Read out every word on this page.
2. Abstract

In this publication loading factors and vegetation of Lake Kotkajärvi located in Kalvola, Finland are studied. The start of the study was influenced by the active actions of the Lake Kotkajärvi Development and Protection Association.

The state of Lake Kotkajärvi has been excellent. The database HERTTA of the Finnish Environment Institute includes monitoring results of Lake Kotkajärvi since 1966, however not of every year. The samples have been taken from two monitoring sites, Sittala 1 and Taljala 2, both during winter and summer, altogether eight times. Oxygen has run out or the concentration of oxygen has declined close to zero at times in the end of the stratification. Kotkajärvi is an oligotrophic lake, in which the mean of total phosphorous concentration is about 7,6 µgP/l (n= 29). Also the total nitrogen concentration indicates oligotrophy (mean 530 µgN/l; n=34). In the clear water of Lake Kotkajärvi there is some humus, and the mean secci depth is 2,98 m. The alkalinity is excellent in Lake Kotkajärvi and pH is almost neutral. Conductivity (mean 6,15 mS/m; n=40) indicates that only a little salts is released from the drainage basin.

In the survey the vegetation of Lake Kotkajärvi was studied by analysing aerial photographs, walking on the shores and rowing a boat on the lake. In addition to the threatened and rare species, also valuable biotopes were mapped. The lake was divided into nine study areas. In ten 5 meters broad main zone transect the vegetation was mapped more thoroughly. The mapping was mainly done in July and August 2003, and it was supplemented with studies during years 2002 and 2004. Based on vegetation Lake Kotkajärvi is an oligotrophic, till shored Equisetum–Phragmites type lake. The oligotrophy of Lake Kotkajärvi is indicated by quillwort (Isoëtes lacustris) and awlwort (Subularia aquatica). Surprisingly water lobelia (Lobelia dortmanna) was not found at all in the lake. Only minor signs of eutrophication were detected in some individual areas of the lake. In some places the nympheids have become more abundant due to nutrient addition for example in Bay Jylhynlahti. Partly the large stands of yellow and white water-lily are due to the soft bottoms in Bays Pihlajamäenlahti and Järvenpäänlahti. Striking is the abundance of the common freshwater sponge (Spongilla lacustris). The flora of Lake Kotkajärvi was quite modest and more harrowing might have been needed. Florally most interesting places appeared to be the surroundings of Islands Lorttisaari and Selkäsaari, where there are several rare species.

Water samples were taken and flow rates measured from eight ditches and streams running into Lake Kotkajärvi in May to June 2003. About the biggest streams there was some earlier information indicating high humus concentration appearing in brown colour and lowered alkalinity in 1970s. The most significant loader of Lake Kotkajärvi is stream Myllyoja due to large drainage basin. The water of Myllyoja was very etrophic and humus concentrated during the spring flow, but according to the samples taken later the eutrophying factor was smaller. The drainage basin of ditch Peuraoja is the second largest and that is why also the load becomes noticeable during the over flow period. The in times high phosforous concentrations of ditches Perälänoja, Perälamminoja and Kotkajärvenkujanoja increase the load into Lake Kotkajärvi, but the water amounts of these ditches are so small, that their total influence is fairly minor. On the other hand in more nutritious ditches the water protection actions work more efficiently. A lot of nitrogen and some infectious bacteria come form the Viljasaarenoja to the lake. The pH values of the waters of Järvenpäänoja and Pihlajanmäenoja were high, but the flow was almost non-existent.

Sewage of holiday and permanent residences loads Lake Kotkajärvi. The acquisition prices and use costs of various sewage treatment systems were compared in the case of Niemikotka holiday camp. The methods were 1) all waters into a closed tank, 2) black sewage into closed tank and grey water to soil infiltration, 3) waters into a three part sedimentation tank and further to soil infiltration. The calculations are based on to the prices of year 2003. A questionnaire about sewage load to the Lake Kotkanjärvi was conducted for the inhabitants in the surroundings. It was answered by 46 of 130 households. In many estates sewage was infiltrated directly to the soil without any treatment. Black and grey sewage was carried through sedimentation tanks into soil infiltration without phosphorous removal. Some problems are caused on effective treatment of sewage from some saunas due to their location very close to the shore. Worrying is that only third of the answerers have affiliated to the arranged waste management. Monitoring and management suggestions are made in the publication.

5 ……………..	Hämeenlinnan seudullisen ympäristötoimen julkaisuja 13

═══

- What the task requires
All of the records need to be transcribed exactly.

- Solution to this problem
Read out every word on this page.
2. Abstract

In this publication loading factors and vegetation of Lake Kotkajärvi located in Kalvola, Finland are studied. The start of the study was influenced by the active actions of the Lake Kotkajärvi Development and Protection Association.

The state of Lake Kotkajärvi has been excellent. The database HERTTA of the Finnish Environment Institute includes monitoring results of Lake Kotkajärvi since 1966, however not of every year. The samples have been taken from two monitoring sites, Sittala 1 and Taljala 2, both during winter and summer, altogether eight times. Oxygen has run out or the concentration of oxygen has declined close to zero at times in the end of the stratification. Kotkajärvi is an oligotrophic lake, in which the mean of total phosphorous concentration is about 7,6 µgP/l (n= 29). Also the total nitrogen concentration indicates oligotrophy (mean 530 µgN/l; n=34). In the clear water of Lake Kotkajärvi there is some humus, and the mean secci depth is 2,98 m. The alkalinity is excellent in Lake Kotkajärvi and pH is almost neutral. Conductivity (mean 6,15 mS/m; n=40) indicates that only a little salts is released from the drainage basin.

In the survey the vegetation of Lake Kotkajärvi was studied by analysing aerial photographs, walking on the shores and rowing a boat on the lake. In addition to the threatened and rare species, also valuable biotopes were mapped. The lake was divided into nine study areas. In ten 5 meters broad main zone transect the vegetation was mapped more thoroughly. The mapping was mainly done in July and August 2003, and it was supplemented with studies during years 2002 and 2004. Based on vegetation Lake Kotkajärvi is an oligotrophic, till shored Equisetum–Phragmites type lake. The oligotrophy of Lake Kotkajärvi is indicated by quillwort (Isoëtes lacustris) and awlwort (Subularia aquatica). Surprisingly water lobelia (Lobelia dortmanna) was not found at all in the lake. Only minor signs of eutrophication were detected in some individual areas of the lake. In some places the nympheids have become more abundant due to nutrient addition for example in Bay Jylhynlahti. Partly the large stands of yellow and white water-lily are due to the soft bottoms in Bays Pihlajamäenlahti and Järvenpäänlahti. Striking is the abundance of the common freshwater sponge (Spongilla lacustris). The flora of Lake Kotkajärvi was quite modest and more harrowing might have been needed. Florally most interesting places appeared to be the surroundings of Islands Lorttisaari and Selkäsaari, where there are several rare species.

Water samples were taken and flow rates measured from eight ditches and streams running into Lake Kotkajärvi in May to June 2003. About the biggest streams there was some earlier information indicating high humus concentration appearing in brown colour and lowered alkalinity in 1970s. The most significant loader of Lake Kotkajärvi is stream Myllyoja due to large drainage basin. The water of Myllyoja was very etrophic and humus concentrated during the spring flow, but according to the samples taken later the eutrophying factor was smaller. The drainage basin of ditch Peuraoja is the second largest and that is why also the load becomes noticeable during the over flow period. The in times high phosforous concentrations of ditches Perälänoja, Perälamminoja and Kotkajärvenkujanoja increase the load into Lake Kotkajärvi, but the water amounts of these ditches are so small, that their total influence is fairly minor. On the other hand in more nutritious ditches the water protection actions work more efficiently. A lot of nitrogen and some infectious bacteria come form the Viljasaarenoja to the lake. The pH values of the waters of Järvenpäänoja and Pihlajanmäenoja were high, but the flow was almost non-existent.

Sewage of holiday and permanent residences loads Lake Kotkajärvi. The acquisition prices and use costs of various sewage treatment systems were compared in the case of Niemikotka holiday camp. The methods were 1) all waters into a closed tank, 2) black sewage into closed tank and grey water to soil infiltration, 3) waters into a three part sedimentation tank and further to soil infiltration. The calculations are based on to the prices of year 2003. A questionnaire about sewage load to the Lake Kotkanjärvi was conducted for the inhabitants in the surroundings. It was answered by 46 of 130 households. In many estates sewage was infiltrated directly to the soil without any treatment. Black and grey sewage was carried through sedimentation tanks into soil infiltration without phosphorous removal. Some problems are caused on effective treatment of sewage from some saunas due to their location very close to the shore. Worrying is that only third of the answerers have affiliated to the arranged waste management. Monitoring and management suggestions are made in the publication.

5 ……………..	Hämeenlinnan seudullisen ympäristötoimen julkaisuja 13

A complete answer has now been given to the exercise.